• _EXERCISE AIM_: Scan the data. Collect each line that contains the word "select".

• _DATA PROVIDED_:
%%

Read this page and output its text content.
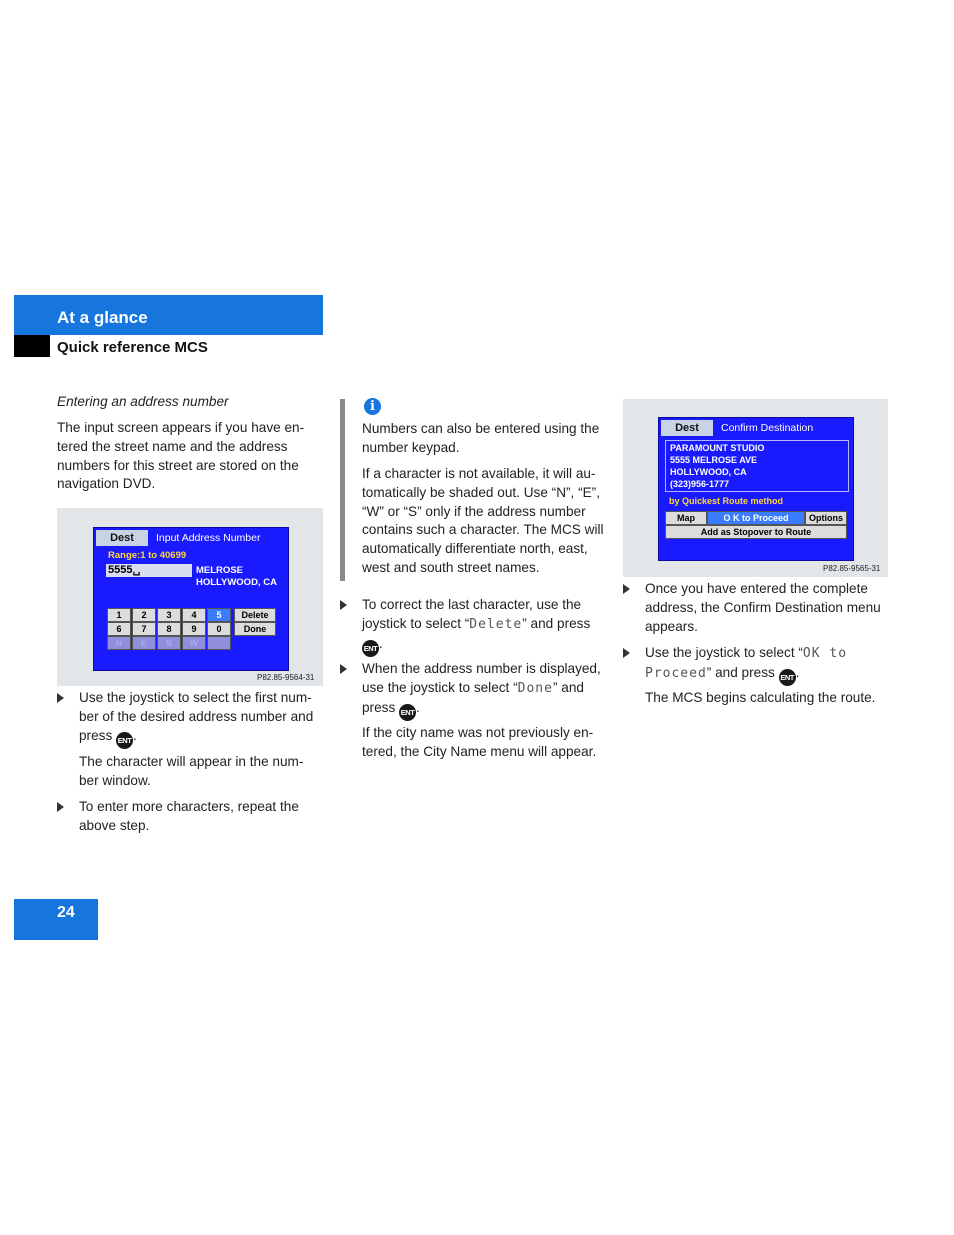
At a glance
Quick reference MCS
Entering an address number
The input screen appears if you have en-
tered the street name and the address
numbers for this street are stored on the
navigation DVD.
Dest	Input Address Number
Range:1 to 40699
5555␣	MELROSE
HOLLYWOOD, CA
1	2	3	4	5	Delete
6	7	8	9	0	Done
N	E	S	W
P82.85-9564-31
Use the joystick to select the first num-
ber of the desired address number and
press ENT .
The character will appear in the num-
ber window.
To enter more characters, repeat the
above step.
i
Numbers can also be entered using the
number keypad.
If a character is not available, it will au-
tomatically be shaded out. Use “N”, “E”,
“W” or “S” only if the address number
contains such a character. The MCS will
automatically differentiate north, east,
west and south street names.
To correct the last character, use the
joystick to select “Delete” and press
ENT .
When the address number is displayed,
use the joystick to select “Done” and
press ENT .
If the city name was not previously en-
tered, the City Name menu will appear.
Dest	Confirm Destination
PARAMOUNT STUDIO
5555 MELROSE AVE
HOLLYWOOD, CA
(323)956-1777
by Quickest Route method
Map	O K to Proceed	Options
Add as Stopover to Route
P82.85-9565-31
Once you have entered the complete
address, the Confirm Destination menu
appears.
Use the joystick to select “OK to
Proceed” and press ENT .
The MCS begins calculating the route.
24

%%

• _EXERCISE RESPONSE_:
Use the joystick to select the first num-
joystick to select “Delete” and press
use the joystick to select “Done” and
Use the joystick to select “OK to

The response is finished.